— Aim of the task —
Locate each line of the material that contains "this", then return it.

[Records excerpted from a collection]
# # # # # # #
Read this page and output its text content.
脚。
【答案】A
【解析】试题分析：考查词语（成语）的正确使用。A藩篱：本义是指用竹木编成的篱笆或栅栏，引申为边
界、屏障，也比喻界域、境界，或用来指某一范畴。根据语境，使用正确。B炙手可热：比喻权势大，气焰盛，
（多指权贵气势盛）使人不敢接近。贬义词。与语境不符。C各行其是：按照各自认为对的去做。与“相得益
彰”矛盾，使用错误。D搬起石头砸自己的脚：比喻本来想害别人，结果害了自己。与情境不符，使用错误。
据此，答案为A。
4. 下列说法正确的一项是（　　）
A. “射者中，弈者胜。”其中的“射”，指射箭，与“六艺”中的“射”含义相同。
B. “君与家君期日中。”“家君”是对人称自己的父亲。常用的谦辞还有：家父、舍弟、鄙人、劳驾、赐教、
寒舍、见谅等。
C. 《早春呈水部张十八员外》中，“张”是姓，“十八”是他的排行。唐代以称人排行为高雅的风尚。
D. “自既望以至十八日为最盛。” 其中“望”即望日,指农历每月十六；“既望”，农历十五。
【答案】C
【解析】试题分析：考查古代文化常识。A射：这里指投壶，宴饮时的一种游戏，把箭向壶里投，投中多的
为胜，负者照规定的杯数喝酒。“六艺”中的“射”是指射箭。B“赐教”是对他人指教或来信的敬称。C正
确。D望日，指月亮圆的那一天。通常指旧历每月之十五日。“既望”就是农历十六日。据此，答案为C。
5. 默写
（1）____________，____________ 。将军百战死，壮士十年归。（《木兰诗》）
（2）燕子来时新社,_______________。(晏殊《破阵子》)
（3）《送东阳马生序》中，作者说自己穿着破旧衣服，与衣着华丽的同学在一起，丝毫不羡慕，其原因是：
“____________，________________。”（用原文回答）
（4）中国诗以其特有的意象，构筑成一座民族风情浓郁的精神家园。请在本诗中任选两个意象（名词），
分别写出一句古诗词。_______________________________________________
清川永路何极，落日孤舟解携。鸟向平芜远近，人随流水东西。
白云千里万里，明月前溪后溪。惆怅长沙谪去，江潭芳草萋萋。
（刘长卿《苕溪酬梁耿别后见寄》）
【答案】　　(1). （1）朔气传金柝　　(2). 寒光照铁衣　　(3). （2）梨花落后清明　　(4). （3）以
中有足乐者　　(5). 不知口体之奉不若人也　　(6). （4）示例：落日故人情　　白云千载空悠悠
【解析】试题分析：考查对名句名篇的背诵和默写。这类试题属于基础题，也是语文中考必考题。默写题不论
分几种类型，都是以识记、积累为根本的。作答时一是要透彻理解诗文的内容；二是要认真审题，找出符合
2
# # # # # # #
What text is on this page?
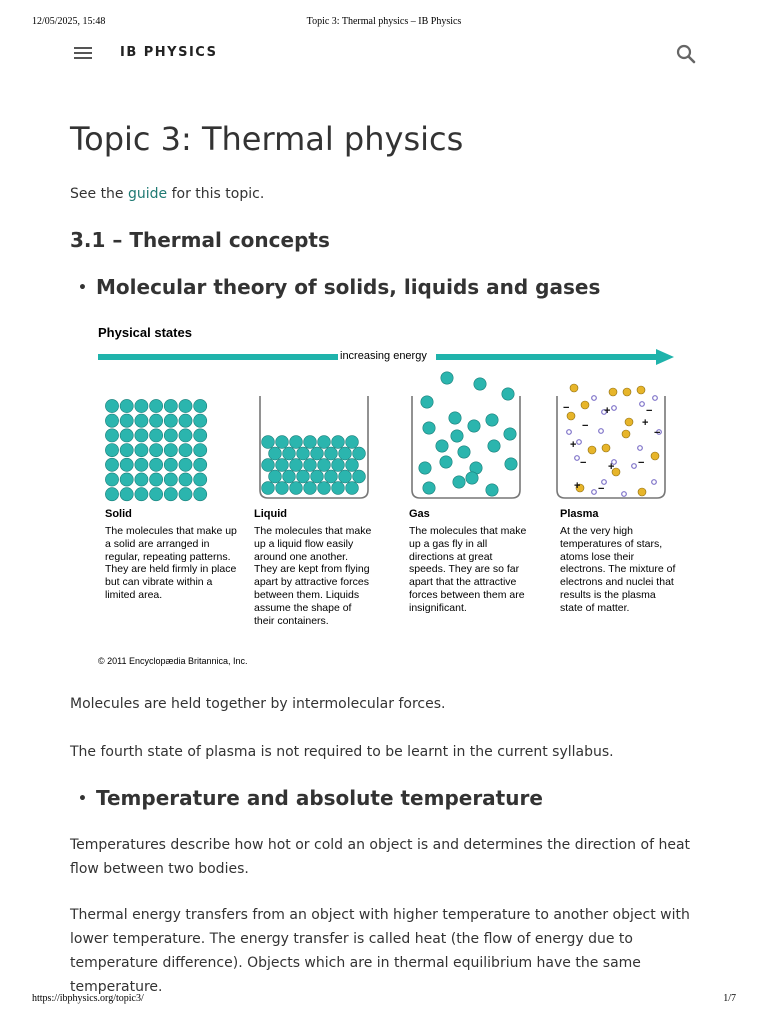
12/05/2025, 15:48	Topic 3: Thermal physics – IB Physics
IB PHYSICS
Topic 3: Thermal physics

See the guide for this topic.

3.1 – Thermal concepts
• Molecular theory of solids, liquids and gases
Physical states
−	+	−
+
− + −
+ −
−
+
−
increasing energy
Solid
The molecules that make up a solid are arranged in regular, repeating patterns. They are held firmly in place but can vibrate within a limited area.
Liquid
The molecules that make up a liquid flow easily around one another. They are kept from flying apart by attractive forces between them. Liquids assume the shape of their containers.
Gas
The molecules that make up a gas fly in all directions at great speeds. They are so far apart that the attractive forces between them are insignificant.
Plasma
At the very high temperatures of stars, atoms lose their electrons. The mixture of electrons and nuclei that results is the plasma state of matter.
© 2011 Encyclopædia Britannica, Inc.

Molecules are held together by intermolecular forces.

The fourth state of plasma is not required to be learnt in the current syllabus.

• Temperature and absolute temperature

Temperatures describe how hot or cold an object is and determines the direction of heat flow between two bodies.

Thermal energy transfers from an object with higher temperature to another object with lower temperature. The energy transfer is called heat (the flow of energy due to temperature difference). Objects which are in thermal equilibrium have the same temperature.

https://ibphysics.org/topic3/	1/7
# # # # # # #
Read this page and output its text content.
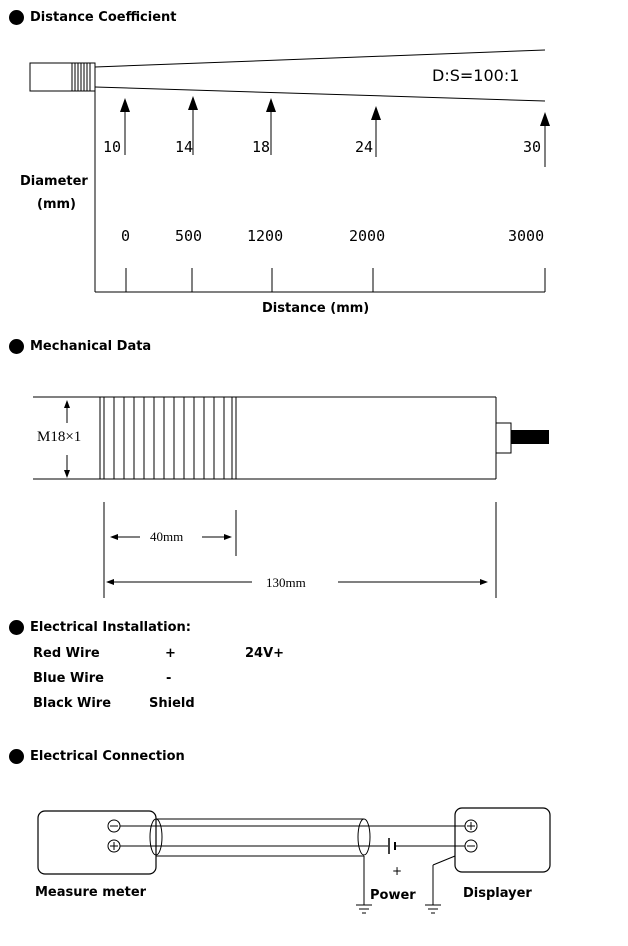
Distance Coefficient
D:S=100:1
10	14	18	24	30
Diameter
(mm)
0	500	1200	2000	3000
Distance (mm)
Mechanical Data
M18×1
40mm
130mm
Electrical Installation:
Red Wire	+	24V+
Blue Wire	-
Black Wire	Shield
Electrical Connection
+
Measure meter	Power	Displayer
# # # # # # #
— Exercise output —
Read this page and output its text content.
What text is on this page?
See the guide for this topic.
Read this page and output its text content.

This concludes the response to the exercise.